Materials provided:
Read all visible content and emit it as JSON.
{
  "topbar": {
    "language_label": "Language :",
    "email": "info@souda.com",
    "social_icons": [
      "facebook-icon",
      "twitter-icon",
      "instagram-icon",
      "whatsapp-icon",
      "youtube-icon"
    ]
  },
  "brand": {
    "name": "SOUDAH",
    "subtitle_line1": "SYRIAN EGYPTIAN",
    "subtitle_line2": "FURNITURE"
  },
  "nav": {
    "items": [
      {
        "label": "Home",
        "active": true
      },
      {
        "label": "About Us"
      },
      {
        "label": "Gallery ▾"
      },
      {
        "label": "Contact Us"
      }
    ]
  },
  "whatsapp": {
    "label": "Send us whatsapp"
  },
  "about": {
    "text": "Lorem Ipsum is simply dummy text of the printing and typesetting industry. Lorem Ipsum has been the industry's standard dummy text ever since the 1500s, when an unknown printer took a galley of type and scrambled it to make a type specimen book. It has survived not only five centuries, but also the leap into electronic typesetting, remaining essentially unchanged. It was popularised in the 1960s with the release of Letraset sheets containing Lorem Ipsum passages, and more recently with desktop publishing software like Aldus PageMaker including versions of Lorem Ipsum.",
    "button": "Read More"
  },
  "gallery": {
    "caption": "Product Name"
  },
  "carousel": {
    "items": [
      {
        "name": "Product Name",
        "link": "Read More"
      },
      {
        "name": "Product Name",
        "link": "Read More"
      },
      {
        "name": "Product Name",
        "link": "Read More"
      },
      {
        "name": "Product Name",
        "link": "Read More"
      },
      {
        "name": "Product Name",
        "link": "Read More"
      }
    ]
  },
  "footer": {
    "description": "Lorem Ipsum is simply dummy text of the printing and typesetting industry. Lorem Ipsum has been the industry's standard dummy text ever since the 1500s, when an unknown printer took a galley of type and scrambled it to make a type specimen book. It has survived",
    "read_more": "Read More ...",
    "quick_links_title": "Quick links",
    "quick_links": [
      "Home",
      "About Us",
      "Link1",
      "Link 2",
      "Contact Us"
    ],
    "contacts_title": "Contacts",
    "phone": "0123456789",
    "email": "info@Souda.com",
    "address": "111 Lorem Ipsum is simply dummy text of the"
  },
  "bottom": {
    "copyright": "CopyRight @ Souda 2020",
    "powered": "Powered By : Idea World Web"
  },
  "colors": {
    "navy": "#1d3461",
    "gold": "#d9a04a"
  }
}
==
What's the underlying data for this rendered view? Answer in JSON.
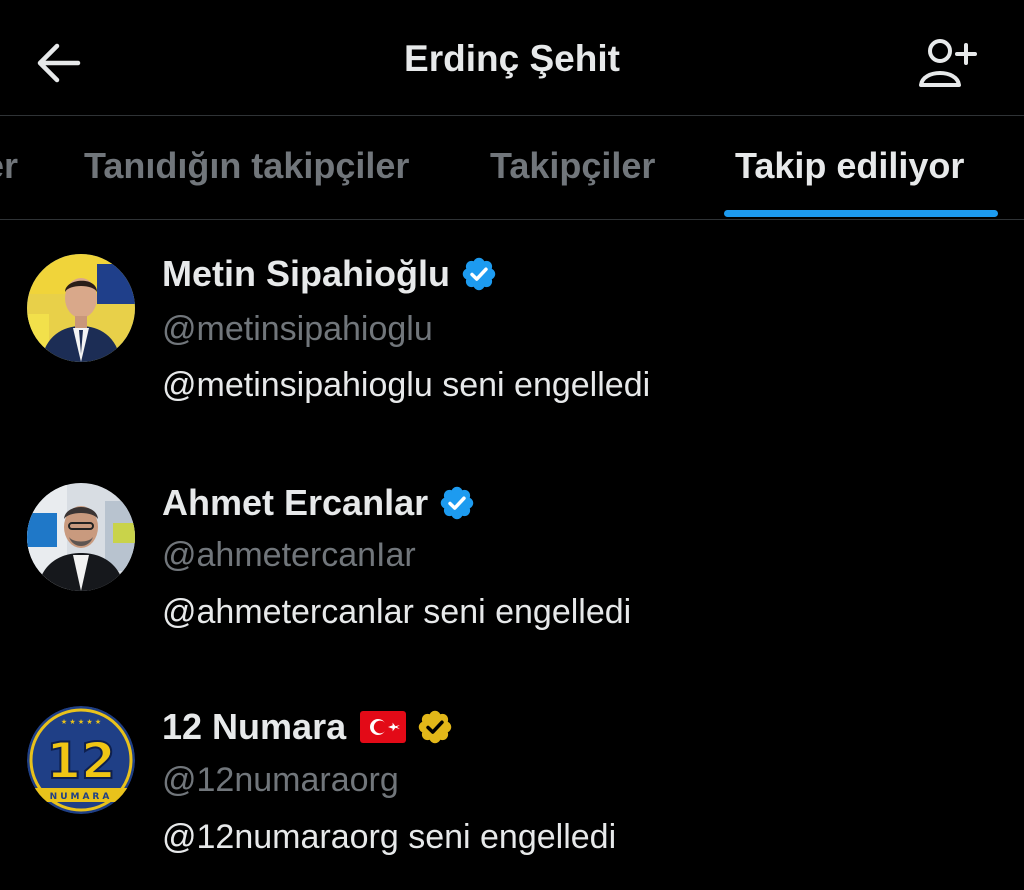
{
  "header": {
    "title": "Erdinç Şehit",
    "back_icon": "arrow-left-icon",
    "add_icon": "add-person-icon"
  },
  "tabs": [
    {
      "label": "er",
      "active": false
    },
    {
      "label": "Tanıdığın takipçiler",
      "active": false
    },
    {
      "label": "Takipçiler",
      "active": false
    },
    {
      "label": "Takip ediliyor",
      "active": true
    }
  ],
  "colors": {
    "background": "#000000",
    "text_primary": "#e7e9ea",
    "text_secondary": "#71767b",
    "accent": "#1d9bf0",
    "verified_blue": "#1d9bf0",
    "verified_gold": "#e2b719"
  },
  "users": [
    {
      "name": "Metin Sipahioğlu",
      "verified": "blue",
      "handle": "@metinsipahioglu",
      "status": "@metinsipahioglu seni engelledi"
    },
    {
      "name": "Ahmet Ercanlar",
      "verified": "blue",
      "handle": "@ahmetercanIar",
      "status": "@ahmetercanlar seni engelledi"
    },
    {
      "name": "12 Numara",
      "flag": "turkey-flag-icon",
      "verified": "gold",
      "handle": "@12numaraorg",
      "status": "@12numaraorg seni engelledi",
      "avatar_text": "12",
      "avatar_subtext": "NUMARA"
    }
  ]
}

Short problem: List each line in the listing that contains the string "standard".

Exercise result:
    "text": "Lorem Ipsum is simply dummy text of the printing and typesetting industry. Lorem Ipsum has been the industry's standard dummy text ever since the 1500s, when an unknown printer took a galley of type and scrambled it to make a type specimen book. It has survived not only five centuries, but also the leap into electronic typesetting, remaining essentially unchanged. It was popularised in the 1960s with the release of Letraset sheets containing Lorem Ipsum passages, and more recently with desktop publishing software like Aldus PageMaker including versions of Lorem Ipsum.",
    "description": "Lorem Ipsum is simply dummy text of the printing and typesetting industry. Lorem Ipsum has been the industry's standard dummy text ever since the 1500s, when an unknown printer took a galley of type and scrambled it to make a type specimen book. It has survived",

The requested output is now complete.